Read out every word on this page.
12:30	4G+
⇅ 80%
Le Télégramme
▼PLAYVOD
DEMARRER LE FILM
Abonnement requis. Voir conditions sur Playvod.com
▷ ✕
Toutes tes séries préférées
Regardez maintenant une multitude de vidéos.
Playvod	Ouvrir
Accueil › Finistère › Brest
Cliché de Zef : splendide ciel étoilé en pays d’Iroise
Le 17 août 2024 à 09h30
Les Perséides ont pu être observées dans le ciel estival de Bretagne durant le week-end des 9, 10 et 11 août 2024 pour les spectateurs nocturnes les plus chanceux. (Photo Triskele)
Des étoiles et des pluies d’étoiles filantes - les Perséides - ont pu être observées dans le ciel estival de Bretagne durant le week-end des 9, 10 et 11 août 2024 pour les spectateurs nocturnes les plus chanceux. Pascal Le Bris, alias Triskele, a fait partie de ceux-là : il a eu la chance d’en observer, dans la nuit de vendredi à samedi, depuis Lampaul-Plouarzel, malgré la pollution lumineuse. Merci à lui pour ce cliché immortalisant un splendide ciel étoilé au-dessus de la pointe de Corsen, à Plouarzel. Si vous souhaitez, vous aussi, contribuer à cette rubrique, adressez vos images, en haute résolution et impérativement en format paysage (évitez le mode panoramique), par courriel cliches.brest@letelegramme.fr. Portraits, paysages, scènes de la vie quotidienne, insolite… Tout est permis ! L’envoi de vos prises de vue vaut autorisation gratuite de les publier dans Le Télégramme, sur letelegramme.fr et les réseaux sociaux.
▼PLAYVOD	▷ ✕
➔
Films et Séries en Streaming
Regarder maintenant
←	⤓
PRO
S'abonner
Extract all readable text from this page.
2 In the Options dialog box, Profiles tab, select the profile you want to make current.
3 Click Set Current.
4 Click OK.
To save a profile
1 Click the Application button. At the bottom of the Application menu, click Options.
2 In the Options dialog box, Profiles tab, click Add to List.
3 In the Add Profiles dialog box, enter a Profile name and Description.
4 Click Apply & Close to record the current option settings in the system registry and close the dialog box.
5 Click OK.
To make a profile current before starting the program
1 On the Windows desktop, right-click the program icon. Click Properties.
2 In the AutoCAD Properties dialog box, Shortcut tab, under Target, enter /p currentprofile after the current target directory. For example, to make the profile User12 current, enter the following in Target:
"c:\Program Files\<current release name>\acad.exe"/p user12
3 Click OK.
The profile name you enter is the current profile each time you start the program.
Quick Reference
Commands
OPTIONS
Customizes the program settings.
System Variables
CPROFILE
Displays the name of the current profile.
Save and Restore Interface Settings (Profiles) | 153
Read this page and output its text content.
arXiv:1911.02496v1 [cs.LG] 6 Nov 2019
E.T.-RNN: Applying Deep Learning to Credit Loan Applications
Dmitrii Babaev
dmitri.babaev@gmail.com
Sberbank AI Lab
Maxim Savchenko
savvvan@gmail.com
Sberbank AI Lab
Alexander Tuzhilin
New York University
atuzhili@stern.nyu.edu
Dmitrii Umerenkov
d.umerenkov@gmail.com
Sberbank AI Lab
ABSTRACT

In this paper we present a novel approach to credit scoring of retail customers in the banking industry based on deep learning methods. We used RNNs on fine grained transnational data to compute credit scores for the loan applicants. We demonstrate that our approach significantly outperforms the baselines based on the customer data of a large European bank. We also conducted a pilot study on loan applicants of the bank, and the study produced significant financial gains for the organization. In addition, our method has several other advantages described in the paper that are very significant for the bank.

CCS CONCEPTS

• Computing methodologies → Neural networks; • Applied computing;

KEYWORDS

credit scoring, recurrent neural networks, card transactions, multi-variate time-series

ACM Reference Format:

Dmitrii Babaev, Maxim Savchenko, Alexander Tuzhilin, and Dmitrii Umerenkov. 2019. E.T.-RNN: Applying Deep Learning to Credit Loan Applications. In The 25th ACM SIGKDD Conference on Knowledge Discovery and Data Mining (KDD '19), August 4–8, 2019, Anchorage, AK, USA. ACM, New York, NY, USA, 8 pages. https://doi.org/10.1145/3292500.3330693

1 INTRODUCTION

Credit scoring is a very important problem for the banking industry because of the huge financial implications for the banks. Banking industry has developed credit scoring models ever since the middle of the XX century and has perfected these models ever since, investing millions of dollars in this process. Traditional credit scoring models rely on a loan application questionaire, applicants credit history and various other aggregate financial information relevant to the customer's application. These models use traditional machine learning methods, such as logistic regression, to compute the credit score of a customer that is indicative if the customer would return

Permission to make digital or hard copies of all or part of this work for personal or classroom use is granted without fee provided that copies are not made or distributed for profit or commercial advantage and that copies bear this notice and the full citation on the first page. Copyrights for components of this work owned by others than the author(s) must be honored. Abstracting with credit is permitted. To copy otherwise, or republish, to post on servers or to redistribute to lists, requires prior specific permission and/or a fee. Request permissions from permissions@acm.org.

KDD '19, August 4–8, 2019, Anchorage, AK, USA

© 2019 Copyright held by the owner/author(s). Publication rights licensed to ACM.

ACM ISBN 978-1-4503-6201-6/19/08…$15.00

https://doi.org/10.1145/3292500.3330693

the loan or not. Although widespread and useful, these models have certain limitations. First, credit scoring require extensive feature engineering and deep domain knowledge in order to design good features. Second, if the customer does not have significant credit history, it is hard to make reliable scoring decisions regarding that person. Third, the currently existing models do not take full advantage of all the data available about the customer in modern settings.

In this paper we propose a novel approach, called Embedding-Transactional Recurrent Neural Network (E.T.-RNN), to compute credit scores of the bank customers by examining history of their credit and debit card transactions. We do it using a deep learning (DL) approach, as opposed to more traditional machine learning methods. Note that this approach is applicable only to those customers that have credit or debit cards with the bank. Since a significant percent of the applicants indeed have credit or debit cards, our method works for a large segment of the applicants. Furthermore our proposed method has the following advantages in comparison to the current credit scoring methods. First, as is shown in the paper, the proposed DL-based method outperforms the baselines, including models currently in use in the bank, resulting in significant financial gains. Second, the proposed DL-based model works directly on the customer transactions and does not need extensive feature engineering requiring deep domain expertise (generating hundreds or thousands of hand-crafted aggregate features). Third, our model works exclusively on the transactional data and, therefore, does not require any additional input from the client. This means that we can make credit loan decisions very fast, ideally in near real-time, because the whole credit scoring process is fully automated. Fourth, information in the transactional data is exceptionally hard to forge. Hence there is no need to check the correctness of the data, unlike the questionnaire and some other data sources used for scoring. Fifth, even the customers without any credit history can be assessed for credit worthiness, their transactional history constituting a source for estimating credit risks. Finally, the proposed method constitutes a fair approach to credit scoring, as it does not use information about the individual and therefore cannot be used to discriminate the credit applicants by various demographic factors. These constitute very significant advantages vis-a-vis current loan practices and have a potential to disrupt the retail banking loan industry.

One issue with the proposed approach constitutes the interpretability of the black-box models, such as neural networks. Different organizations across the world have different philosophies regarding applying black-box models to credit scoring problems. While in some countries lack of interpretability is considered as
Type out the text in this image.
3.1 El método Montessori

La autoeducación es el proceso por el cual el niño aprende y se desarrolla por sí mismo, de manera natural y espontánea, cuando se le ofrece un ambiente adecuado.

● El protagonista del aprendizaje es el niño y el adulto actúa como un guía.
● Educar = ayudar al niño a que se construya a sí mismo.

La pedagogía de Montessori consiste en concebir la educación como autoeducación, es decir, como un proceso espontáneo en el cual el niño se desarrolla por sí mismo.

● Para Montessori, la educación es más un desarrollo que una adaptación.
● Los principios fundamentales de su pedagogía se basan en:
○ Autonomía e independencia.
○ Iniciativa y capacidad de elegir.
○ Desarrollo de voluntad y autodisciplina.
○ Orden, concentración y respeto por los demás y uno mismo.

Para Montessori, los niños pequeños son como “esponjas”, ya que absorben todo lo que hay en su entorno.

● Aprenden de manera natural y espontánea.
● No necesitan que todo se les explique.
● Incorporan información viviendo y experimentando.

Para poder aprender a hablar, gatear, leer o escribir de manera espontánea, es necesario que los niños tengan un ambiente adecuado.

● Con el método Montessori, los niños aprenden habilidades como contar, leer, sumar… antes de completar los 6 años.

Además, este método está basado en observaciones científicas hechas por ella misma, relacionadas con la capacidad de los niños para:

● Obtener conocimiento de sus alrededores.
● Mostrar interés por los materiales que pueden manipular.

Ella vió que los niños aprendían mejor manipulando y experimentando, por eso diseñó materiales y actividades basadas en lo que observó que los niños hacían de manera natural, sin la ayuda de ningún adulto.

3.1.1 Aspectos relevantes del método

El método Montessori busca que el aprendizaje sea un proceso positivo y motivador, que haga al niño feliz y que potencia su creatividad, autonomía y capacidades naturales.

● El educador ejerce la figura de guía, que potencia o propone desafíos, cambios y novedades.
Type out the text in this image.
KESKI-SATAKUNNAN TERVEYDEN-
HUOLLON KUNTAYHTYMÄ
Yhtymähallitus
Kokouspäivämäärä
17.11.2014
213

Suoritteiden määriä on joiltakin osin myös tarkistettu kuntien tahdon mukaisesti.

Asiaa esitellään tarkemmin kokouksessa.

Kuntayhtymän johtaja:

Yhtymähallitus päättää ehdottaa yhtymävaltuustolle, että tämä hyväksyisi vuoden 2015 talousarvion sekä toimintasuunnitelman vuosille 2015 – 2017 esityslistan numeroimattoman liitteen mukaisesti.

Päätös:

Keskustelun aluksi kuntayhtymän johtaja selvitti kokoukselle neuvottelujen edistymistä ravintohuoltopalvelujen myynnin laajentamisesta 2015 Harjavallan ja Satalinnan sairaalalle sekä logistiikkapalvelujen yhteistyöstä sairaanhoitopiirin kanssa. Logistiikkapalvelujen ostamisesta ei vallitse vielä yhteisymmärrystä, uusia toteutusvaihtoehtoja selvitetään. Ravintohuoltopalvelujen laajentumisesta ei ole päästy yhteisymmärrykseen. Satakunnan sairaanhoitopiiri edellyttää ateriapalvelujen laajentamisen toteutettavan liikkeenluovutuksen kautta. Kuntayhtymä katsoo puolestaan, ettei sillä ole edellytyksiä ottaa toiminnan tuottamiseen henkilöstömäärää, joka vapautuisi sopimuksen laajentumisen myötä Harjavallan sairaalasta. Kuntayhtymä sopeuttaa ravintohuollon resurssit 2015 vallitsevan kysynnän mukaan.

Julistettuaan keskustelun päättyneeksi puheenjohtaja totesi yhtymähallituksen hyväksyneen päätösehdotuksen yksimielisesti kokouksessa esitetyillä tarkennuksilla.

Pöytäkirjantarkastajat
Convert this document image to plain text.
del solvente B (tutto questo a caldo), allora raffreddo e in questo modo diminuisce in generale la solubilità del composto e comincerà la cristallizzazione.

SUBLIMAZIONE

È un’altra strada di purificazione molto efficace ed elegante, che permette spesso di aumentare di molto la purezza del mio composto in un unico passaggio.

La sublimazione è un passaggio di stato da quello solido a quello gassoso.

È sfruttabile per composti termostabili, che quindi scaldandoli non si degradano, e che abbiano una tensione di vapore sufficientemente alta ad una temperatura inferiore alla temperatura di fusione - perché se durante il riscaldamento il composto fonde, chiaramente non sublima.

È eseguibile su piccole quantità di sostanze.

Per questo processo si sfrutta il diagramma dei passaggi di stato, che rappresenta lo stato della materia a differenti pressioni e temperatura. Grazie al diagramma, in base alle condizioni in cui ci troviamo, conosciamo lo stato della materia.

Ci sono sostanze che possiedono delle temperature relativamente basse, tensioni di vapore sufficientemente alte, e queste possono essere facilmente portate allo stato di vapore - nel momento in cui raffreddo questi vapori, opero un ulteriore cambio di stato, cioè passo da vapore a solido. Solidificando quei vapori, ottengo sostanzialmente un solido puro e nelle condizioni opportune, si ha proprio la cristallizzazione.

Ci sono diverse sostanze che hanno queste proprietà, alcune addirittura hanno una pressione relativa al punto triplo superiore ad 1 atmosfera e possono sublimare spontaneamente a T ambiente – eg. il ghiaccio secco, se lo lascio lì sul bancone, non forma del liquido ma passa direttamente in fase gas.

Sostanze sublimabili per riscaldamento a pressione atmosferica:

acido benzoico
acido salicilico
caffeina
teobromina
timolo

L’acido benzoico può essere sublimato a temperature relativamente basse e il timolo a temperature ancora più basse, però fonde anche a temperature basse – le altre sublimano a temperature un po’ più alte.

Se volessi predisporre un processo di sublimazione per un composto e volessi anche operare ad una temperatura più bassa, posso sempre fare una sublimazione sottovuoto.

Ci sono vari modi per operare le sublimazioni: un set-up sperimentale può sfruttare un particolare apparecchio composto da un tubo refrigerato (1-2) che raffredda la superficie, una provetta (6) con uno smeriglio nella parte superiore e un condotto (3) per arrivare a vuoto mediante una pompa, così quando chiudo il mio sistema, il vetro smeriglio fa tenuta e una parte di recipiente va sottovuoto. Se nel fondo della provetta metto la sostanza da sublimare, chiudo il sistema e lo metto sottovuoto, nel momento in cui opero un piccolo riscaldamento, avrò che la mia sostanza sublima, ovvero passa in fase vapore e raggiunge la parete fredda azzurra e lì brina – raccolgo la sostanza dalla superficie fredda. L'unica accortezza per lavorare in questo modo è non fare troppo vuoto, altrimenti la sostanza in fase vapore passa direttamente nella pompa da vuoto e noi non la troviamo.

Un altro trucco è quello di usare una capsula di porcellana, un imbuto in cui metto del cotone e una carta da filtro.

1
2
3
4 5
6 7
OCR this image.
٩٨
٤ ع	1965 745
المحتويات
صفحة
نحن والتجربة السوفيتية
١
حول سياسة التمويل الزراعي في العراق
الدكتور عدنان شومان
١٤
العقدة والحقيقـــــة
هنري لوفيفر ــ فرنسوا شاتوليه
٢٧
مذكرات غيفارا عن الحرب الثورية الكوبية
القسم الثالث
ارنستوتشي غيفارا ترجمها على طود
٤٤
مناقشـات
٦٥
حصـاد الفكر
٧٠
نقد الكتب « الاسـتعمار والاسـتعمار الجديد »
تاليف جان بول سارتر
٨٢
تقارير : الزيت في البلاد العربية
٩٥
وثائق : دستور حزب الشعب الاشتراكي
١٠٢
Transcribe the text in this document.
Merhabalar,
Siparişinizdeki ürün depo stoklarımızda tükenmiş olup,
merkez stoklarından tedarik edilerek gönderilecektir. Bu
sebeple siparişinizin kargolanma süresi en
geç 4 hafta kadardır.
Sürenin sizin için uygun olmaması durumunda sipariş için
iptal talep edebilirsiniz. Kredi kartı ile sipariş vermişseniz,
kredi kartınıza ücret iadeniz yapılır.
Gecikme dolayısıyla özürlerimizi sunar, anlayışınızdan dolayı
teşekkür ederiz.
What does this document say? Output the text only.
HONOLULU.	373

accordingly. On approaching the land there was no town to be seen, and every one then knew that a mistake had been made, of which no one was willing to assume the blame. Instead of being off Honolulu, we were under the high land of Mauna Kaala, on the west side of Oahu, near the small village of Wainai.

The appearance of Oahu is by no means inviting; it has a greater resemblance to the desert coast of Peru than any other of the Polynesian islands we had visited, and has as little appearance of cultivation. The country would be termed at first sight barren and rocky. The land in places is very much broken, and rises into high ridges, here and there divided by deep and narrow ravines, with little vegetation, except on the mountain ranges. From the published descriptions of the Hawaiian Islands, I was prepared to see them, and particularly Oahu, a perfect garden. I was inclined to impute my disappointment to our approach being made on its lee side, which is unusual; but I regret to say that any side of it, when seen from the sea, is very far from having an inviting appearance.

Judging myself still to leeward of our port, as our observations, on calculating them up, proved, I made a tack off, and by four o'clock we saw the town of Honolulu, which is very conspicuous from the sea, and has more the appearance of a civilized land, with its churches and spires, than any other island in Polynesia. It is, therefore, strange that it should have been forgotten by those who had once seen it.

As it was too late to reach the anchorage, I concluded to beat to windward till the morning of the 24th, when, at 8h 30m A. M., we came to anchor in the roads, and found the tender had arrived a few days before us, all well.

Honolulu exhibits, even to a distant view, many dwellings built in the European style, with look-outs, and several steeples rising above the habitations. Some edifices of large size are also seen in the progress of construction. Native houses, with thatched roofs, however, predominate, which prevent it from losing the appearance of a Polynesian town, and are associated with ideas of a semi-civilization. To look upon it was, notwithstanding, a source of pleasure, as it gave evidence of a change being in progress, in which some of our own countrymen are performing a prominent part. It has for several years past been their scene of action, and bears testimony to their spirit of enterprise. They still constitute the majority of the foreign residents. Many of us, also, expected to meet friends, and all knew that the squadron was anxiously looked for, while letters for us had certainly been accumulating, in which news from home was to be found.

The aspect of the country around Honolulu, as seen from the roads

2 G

◆ **Job**: Search the data for the string "Properties". List each line that has it.

◆ **Task result**:
1 On the Windows desktop, right-click the program icon. Click Properties.
2 In the AutoCAD Properties dialog box, Shortcut tab, under Target, enter /p currentprofile after the current target directory. For example, to make the profile User12 current, enter the following in Target:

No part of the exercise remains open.